__Objective__: Set down the data below without change, skipping the pictures it holds.

__Dataset rows__:
____
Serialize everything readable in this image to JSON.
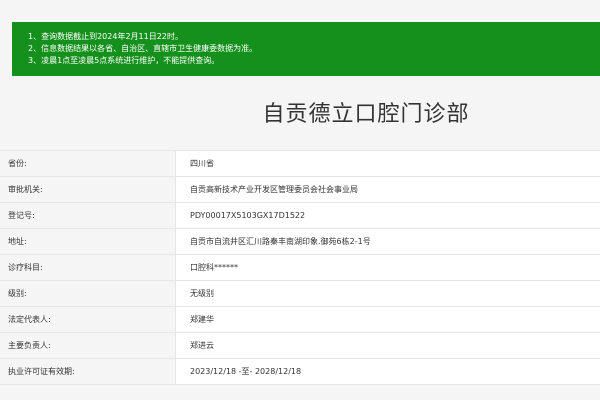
{
  "notice": {
    "lines": [
      "1、查询数据截止到2024年2月11日22时。",
      "2、信息数据结果以各省、自治区、直辖市卫生健康委数据为准。",
      "3、凌晨1点至凌晨5点系统进行维护，不能提供查询。"
    ]
  },
  "title": "自贡德立口腔门诊部",
  "rows": [
    {
      "label": "省份:",
      "value": "四川省"
    },
    {
      "label": "审批机关:",
      "value": "自贡高新技术产业开发区管理委员会社会事业局"
    },
    {
      "label": "登记号:",
      "value": "PDY00017X5103GX17D1522"
    },
    {
      "label": "地址:",
      "value": "自贡市自流井区汇川路秦丰南湖印象.御苑6栋2-1号"
    },
    {
      "label": "诊疗科目:",
      "value": "口腔科******"
    },
    {
      "label": "级别:",
      "value": "无级别"
    },
    {
      "label": "法定代表人:",
      "value": "郑建华"
    },
    {
      "label": "主要负责人:",
      "value": "郑进云"
    },
    {
      "label": "执业许可证有效期:",
      "value": "2023/12/18 -至- 2028/12/18"
    }
  ],
  "colors": {
    "notice_background": "#15901c",
    "title_text": "#333333",
    "border": "#e6e6e6"
  }
}
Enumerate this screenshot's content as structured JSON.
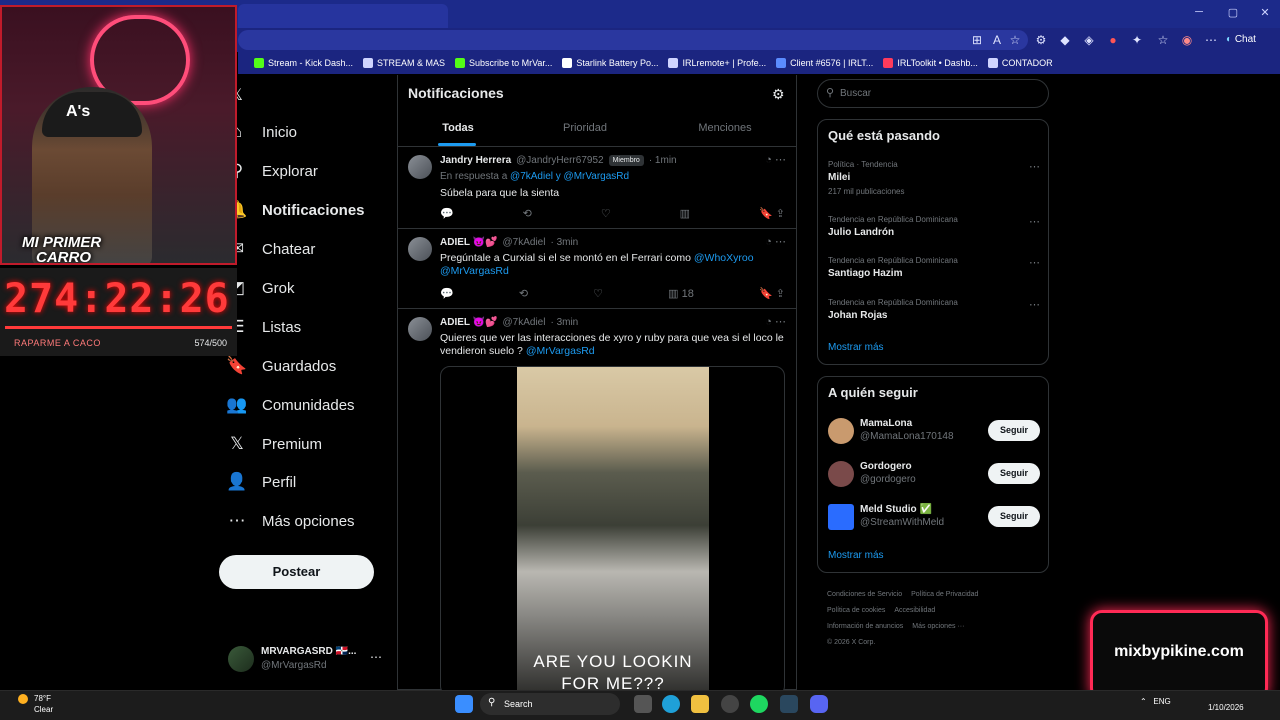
{
  "browser": {
    "chat_label": "Chat",
    "bookmarks": [
      {
        "label": "Stream - Kick Dash...",
        "color": "#53fc18"
      },
      {
        "label": "STREAM & MAS",
        "color": "#cfd4ff"
      },
      {
        "label": "Subscribe to MrVar...",
        "color": "#53fc18"
      },
      {
        "label": "Starlink Battery Po...",
        "color": "#ffffff"
      },
      {
        "label": "IRLremote+ | Profe...",
        "color": "#cfd4ff"
      },
      {
        "label": "Client #6576 | IRLT...",
        "color": "#5b8cff"
      },
      {
        "label": "IRLToolkit • Dashb...",
        "color": "#ff3b5c"
      },
      {
        "label": "CONTADOR",
        "color": "#cfd4ff"
      }
    ]
  },
  "nav": {
    "items": [
      {
        "label": "Inicio",
        "icon": "home-icon",
        "glyph": "⌂"
      },
      {
        "label": "Explorar",
        "icon": "search-icon",
        "glyph": "⚲"
      },
      {
        "label": "Notificaciones",
        "icon": "bell-icon",
        "glyph": "🔔"
      },
      {
        "label": "Chatear",
        "icon": "envelope-icon",
        "glyph": "✉"
      },
      {
        "label": "Grok",
        "icon": "grok-icon",
        "glyph": "◩"
      },
      {
        "label": "Listas",
        "icon": "list-icon",
        "glyph": "☰"
      },
      {
        "label": "Guardados",
        "icon": "bookmark-icon",
        "glyph": "🔖"
      },
      {
        "label": "Comunidades",
        "icon": "people-icon",
        "glyph": "👥"
      },
      {
        "label": "Premium",
        "icon": "x-logo-icon",
        "glyph": "𝕏"
      },
      {
        "label": "Perfil",
        "icon": "person-icon",
        "glyph": "👤"
      },
      {
        "label": "Más opciones",
        "icon": "more-circle-icon",
        "glyph": "⋯"
      }
    ],
    "post_label": "Postear",
    "account": {
      "name": "MRVARGASRD 🇩🇴...",
      "handle": "@MrVargasRd"
    }
  },
  "notifications": {
    "title": "Notificaciones",
    "tabs": [
      "Todas",
      "Prioridad",
      "Menciones"
    ],
    "posts": [
      {
        "name": "Jandry Herrera",
        "handle": "@JandryHerr67952",
        "badge": "Miembro",
        "time": "1min",
        "reply_prefix": "En respuesta a",
        "reply_users": "@7kAdiel y @MrVargasRd",
        "text": "Súbela para que la sienta",
        "views": ""
      },
      {
        "name": "ADIEL 😈💕",
        "handle": "@7kAdiel",
        "time": "3min",
        "text": "Pregúntale a Curxial si el se montó en el Ferrari como",
        "mentions": "@WhoXyroo @MrVargasRd",
        "views": "18"
      },
      {
        "name": "ADIEL 😈💕",
        "handle": "@7kAdiel",
        "time": "3min",
        "text": "Quieres que ver las interacciones de xyro y ruby para que vea si el loco le vendieron suelo ?",
        "mentions": "@MrVargasRd",
        "media_caption": "ARE YOU LOOKIN FOR ME???"
      }
    ]
  },
  "right": {
    "search_placeholder": "Buscar",
    "trends_title": "Qué está pasando",
    "trends": [
      {
        "meta": "Política · Tendencia",
        "name": "Milei",
        "count": "217 mil publicaciones"
      },
      {
        "meta": "Tendencia en República Dominicana",
        "name": "Julio Landrón",
        "count": ""
      },
      {
        "meta": "Tendencia en República Dominicana",
        "name": "Santiago Hazim",
        "count": ""
      },
      {
        "meta": "Tendencia en República Dominicana",
        "name": "Johan Rojas",
        "count": ""
      }
    ],
    "show_more": "Mostrar más",
    "follow_title": "A quién seguir",
    "follow": [
      {
        "name": "MamaLona",
        "handle": "@MamaLona170148",
        "button": "Seguir",
        "color": "#c99a6e"
      },
      {
        "name": "Gordogero",
        "handle": "@gordogero",
        "button": "Seguir",
        "color": "#7a4a4a"
      },
      {
        "name": "Meld Studio ✅",
        "handle": "@StreamWithMeld",
        "button": "Seguir",
        "color": "#2a6cff"
      }
    ],
    "footer": [
      "Condiciones de Servicio",
      "Política de Privacidad",
      "Política de cookies",
      "Accesibilidad",
      "Información de anuncios",
      "Más opciones ···",
      "© 2026 X Corp."
    ]
  },
  "overlay": {
    "cam_label_1": "MI PRIMER",
    "cam_label_2": "CARRO",
    "cap_logo": "A's",
    "timer": "274:22:26",
    "goal_label": "RAPARME A CACO",
    "goal_count": "574/500",
    "goal_progress": 1.0,
    "brand": "mixbypikine.com"
  },
  "taskbar": {
    "weather_temp": "78°F",
    "weather_desc": "Clear",
    "search": "Search",
    "lang": "ENG",
    "date": "1/10/2026"
  }
}
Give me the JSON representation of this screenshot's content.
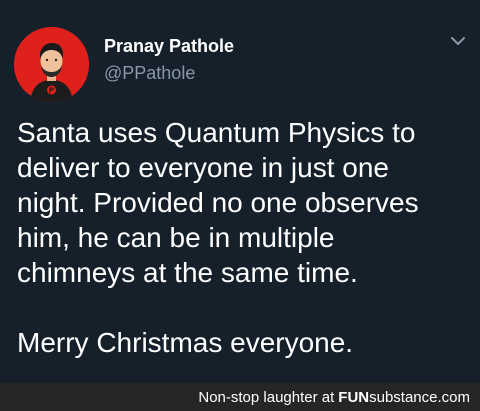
{
  "tweet": {
    "author": {
      "display_name": "Pranay Pathole",
      "handle": "@PPathole",
      "avatar_color": "#e0201b"
    },
    "menu_icon": "chevron-down-icon",
    "text_paragraphs": [
      "Santa uses Quantum Physics to\ndeliver to everyone in just one\nnight. Provided no one observes\nhim, he can be in multiple\nchimneys at the same time.",
      "Merry Christmas everyone."
    ]
  },
  "watermark": {
    "prefix": "Non-stop laughter at",
    "brand_bold": "FUN",
    "brand_rest": "substance.com"
  },
  "colors": {
    "background": "#15202b",
    "secondary_text": "#8899a6",
    "watermark_bar": "#262626"
  }
}
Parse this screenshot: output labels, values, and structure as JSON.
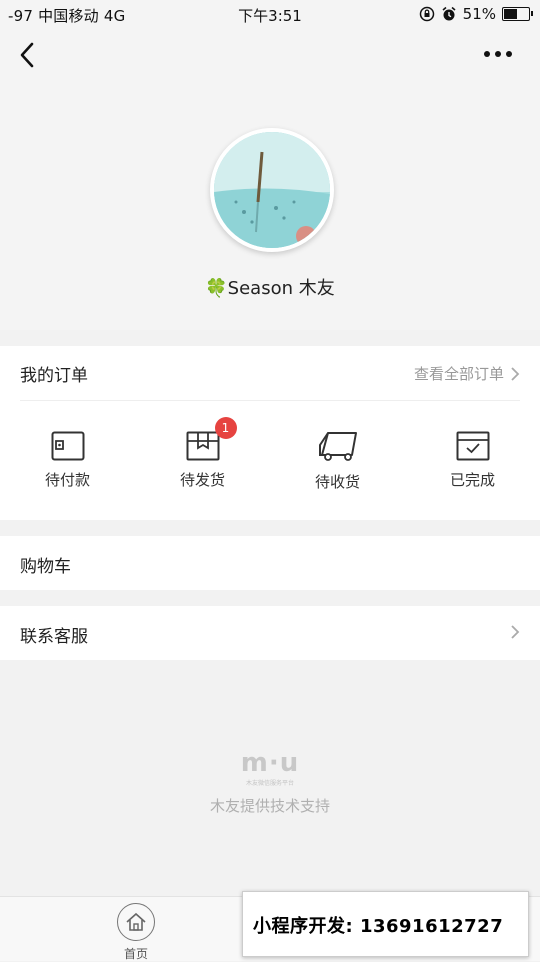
{
  "status_bar": {
    "left": "-97 中国移动   4G",
    "time": "下午3:51",
    "battery": "51%"
  },
  "nav": {
    "back_icon": "chevron-left-icon",
    "more_icon": "more-dots-icon"
  },
  "profile": {
    "clover": "🍀",
    "name": "Season 木友"
  },
  "orders": {
    "title": "我的订单",
    "view_all": "查看全部订单",
    "items": [
      {
        "label": "待付款",
        "icon": "wallet-icon"
      },
      {
        "label": "待发货",
        "icon": "box-icon",
        "badge": "1"
      },
      {
        "label": "待收货",
        "icon": "truck-icon"
      },
      {
        "label": "已完成",
        "icon": "check-box-icon"
      }
    ]
  },
  "menu": {
    "cart": "购物车",
    "service": "联系客服"
  },
  "brand": {
    "logo": "m·u",
    "tagline": "木友微信服务平台",
    "support": "木友提供技术支持"
  },
  "tabbar": {
    "home": "首页"
  },
  "promo": {
    "text": "小程序开发: 13691612727"
  },
  "colors": {
    "badge": "#e64340",
    "page_bg": "#f2f2f2"
  }
}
____
__Full response__:
Serialize everything readable in this image to JSON.
{
  "notice": {
    "lines": [
      "1、查询数据截止到2024年2月11日22时。",
      "2、信息数据结果以各省、自治区、直辖市卫生健康委数据为准。",
      "3、凌晨1点至凌晨5点系统进行维护，不能提供查询。"
    ]
  },
  "title": "自贡德立口腔门诊部",
  "rows": [
    {
      "label": "省份:",
      "value": "四川省"
    },
    {
      "label": "审批机关:",
      "value": "自贡高新技术产业开发区管理委员会社会事业局"
    },
    {
      "label": "登记号:",
      "value": "PDY00017X5103GX17D1522"
    },
    {
      "label": "地址:",
      "value": "自贡市自流井区汇川路秦丰南湖印象.御苑6栋2-1号"
    },
    {
      "label": "诊疗科目:",
      "value": "口腔科******"
    },
    {
      "label": "级别:",
      "value": "无级别"
    },
    {
      "label": "法定代表人:",
      "value": "郑建华"
    },
    {
      "label": "主要负责人:",
      "value": "郑进云"
    },
    {
      "label": "执业许可证有效期:",
      "value": "2023/12/18 -至- 2028/12/18"
    }
  ],
  "colors": {
    "notice_background": "#15901c",
    "title_text": "#333333",
    "border": "#e6e6e6"
  }
}
Enumerate this screenshot's content as structured JSON.
{
  "browser": {
    "chat_label": "Chat",
    "bookmarks": [
      {
        "label": "Stream - Kick Dash...",
        "color": "#53fc18"
      },
      {
        "label": "STREAM & MAS",
        "color": "#cfd4ff"
      },
      {
        "label": "Subscribe to MrVar...",
        "color": "#53fc18"
      },
      {
        "label": "Starlink Battery Po...",
        "color": "#ffffff"
      },
      {
        "label": "IRLremote+ | Profe...",
        "color": "#cfd4ff"
      },
      {
        "label": "Client #6576 | IRLT...",
        "color": "#5b8cff"
      },
      {
        "label": "IRLToolkit • Dashb...",
        "color": "#ff3b5c"
      },
      {
        "label": "CONTADOR",
        "color": "#cfd4ff"
      }
    ]
  },
  "nav": {
    "items": [
      {
        "label": "Inicio",
        "icon": "home-icon",
        "glyph": "⌂"
      },
      {
        "label": "Explorar",
        "icon": "search-icon",
        "glyph": "⚲"
      },
      {
        "label": "Notificaciones",
        "icon": "bell-icon",
        "glyph": "🔔"
      },
      {
        "label": "Chatear",
        "icon": "envelope-icon",
        "glyph": "✉"
      },
      {
        "label": "Grok",
        "icon": "grok-icon",
        "glyph": "◩"
      },
      {
        "label": "Listas",
        "icon": "list-icon",
        "glyph": "☰"
      },
      {
        "label": "Guardados",
        "icon": "bookmark-icon",
        "glyph": "🔖"
      },
      {
        "label": "Comunidades",
        "icon": "people-icon",
        "glyph": "👥"
      },
      {
        "label": "Premium",
        "icon": "x-logo-icon",
        "glyph": "𝕏"
      },
      {
        "label": "Perfil",
        "icon": "person-icon",
        "glyph": "👤"
      },
      {
        "label": "Más opciones",
        "icon": "more-circle-icon",
        "glyph": "⋯"
      }
    ],
    "post_label": "Postear",
    "account": {
      "name": "MRVARGASRD 🇩🇴...",
      "handle": "@MrVargasRd"
    }
  },
  "notifications": {
    "title": "Notificaciones",
    "tabs": [
      "Todas",
      "Prioridad",
      "Menciones"
    ],
    "posts": [
      {
        "name": "Jandry Herrera",
        "handle": "@JandryHerr67952",
        "badge": "Miembro",
        "time": "1min",
        "reply_prefix": "En respuesta a",
        "reply_users": "@7kAdiel y @MrVargasRd",
        "text": "Súbela para que la sienta",
        "views": ""
      },
      {
        "name": "ADIEL 😈💕",
        "handle": "@7kAdiel",
        "time": "3min",
        "text": "Pregúntale a Curxial si el se montó en el Ferrari como",
        "mentions": "@WhoXyroo @MrVargasRd",
        "views": "18"
      },
      {
        "name": "ADIEL 😈💕",
        "handle": "@7kAdiel",
        "time": "3min",
        "text": "Quieres que ver las interacciones de xyro y ruby para que vea si el loco le vendieron suelo ?",
        "mentions": "@MrVargasRd",
        "media_caption": "ARE YOU LOOKIN FOR ME???"
      }
    ]
  },
  "right": {
    "search_placeholder": "Buscar",
    "trends_title": "Qué está pasando",
    "trends": [
      {
        "meta": "Política · Tendencia",
        "name": "Milei",
        "count": "217 mil publicaciones"
      },
      {
        "meta": "Tendencia en República Dominicana",
        "name": "Julio Landrón",
        "count": ""
      },
      {
        "meta": "Tendencia en República Dominicana",
        "name": "Santiago Hazim",
        "count": ""
      },
      {
        "meta": "Tendencia en República Dominicana",
        "name": "Johan Rojas",
        "count": ""
      }
    ],
    "show_more": "Mostrar más",
    "follow_title": "A quién seguir",
    "follow": [
      {
        "name": "MamaLona",
        "handle": "@MamaLona170148",
        "button": "Seguir",
        "color": "#c99a6e"
      },
      {
        "name": "Gordogero",
        "handle": "@gordogero",
        "button": "Seguir",
        "color": "#7a4a4a"
      },
      {
        "name": "Meld Studio ✅",
        "handle": "@StreamWithMeld",
        "button": "Seguir",
        "color": "#2a6cff"
      }
    ],
    "footer": [
      "Condiciones de Servicio",
      "Política de Privacidad",
      "Política de cookies",
      "Accesibilidad",
      "Información de anuncios",
      "Más opciones ···",
      "© 2026 X Corp."
    ]
  },
  "overlay": {
    "cam_label_1": "MI PRIMER",
    "cam_label_2": "CARRO",
    "cap_logo": "A's",
    "timer": "274:22:26",
    "goal_label": "RAPARME A CACO",
    "goal_count": "574/500",
    "goal_progress": 1.0,
    "brand": "mixbypikine.com"
  },
  "taskbar": {
    "weather_temp": "78°F",
    "weather_desc": "Clear",
    "search": "Search",
    "lang": "ENG",
    "date": "1/10/2026"
  }
}
Give me the JSON representation of this screenshot's content.
{
  "tweet": {
    "author": {
      "display_name": "Pranay Pathole",
      "handle": "@PPathole",
      "avatar_color": "#e0201b"
    },
    "menu_icon": "chevron-down-icon",
    "text_paragraphs": [
      "Santa uses Quantum Physics to\ndeliver to everyone in just one\nnight. Provided no one observes\nhim, he can be in multiple\nchimneys at the same time.",
      "Merry Christmas everyone."
    ]
  },
  "watermark": {
    "prefix": "Non-stop laughter at",
    "brand_bold": "FUN",
    "brand_rest": "substance.com"
  },
  "colors": {
    "background": "#15202b",
    "secondary_text": "#8899a6",
    "watermark_bar": "#262626"
  }
}
Parse this screenshot: output labels, values, and structure as JSON.
{
  "status_bar": {
    "left": "-97 中国移动   4G",
    "time": "下午3:51",
    "battery": "51%"
  },
  "nav": {
    "back_icon": "chevron-left-icon",
    "more_icon": "more-dots-icon"
  },
  "profile": {
    "clover": "🍀",
    "name": "Season 木友"
  },
  "orders": {
    "title": "我的订单",
    "view_all": "查看全部订单",
    "items": [
      {
        "label": "待付款",
        "icon": "wallet-icon"
      },
      {
        "label": "待发货",
        "icon": "box-icon",
        "badge": "1"
      },
      {
        "label": "待收货",
        "icon": "truck-icon"
      },
      {
        "label": "已完成",
        "icon": "check-box-icon"
      }
    ]
  },
  "menu": {
    "cart": "购物车",
    "service": "联系客服"
  },
  "brand": {
    "logo": "m·u",
    "tagline": "木友微信服务平台",
    "support": "木友提供技术支持"
  },
  "tabbar": {
    "home": "首页"
  },
  "promo": {
    "text": "小程序开发: 13691612727"
  },
  "colors": {
    "badge": "#e64340",
    "page_bg": "#f2f2f2"
  }
}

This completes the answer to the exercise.